# What is required
Go through the material and pull out every line with the string "Windows" in it.

# Entries
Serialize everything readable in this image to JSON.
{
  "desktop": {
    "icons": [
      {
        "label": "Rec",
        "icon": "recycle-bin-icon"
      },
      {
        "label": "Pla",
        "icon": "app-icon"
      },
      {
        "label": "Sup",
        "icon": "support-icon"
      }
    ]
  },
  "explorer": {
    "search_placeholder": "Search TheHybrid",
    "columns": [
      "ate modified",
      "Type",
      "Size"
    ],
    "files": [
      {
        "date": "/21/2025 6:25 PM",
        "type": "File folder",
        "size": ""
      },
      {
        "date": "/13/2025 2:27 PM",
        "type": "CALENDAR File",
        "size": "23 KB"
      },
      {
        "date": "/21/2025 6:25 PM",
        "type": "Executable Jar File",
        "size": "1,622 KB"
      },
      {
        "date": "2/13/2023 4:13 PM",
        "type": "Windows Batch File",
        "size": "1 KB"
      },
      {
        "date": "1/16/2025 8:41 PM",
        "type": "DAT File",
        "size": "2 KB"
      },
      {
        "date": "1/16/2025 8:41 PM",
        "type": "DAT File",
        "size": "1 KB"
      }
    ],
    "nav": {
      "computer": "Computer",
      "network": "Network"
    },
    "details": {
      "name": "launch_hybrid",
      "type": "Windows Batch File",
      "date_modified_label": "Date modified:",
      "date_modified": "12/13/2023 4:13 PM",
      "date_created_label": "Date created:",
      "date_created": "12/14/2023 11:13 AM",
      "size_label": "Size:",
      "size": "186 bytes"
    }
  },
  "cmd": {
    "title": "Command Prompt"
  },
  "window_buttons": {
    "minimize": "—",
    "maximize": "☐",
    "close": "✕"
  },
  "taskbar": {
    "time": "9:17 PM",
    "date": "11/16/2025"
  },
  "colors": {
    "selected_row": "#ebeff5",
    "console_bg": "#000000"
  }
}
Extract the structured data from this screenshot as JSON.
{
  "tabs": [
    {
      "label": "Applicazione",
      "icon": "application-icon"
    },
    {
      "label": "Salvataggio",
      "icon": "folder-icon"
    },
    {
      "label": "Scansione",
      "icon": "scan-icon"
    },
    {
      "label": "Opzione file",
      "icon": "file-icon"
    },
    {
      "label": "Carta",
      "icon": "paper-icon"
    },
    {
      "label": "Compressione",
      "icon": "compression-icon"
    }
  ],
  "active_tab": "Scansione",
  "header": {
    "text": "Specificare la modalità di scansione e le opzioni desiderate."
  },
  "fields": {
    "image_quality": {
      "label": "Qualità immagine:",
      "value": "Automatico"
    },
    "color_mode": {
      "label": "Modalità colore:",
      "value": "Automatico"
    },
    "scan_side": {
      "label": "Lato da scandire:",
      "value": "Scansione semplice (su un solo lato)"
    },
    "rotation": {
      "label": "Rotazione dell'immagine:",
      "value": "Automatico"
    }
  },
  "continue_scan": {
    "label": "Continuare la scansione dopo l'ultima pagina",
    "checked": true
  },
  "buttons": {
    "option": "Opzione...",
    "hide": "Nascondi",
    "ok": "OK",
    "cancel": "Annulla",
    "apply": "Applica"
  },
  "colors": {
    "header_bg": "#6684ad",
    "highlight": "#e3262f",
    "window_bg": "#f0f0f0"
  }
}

# Complete response
        "type": "Windows Batch File",
      "type": "Windows Batch File",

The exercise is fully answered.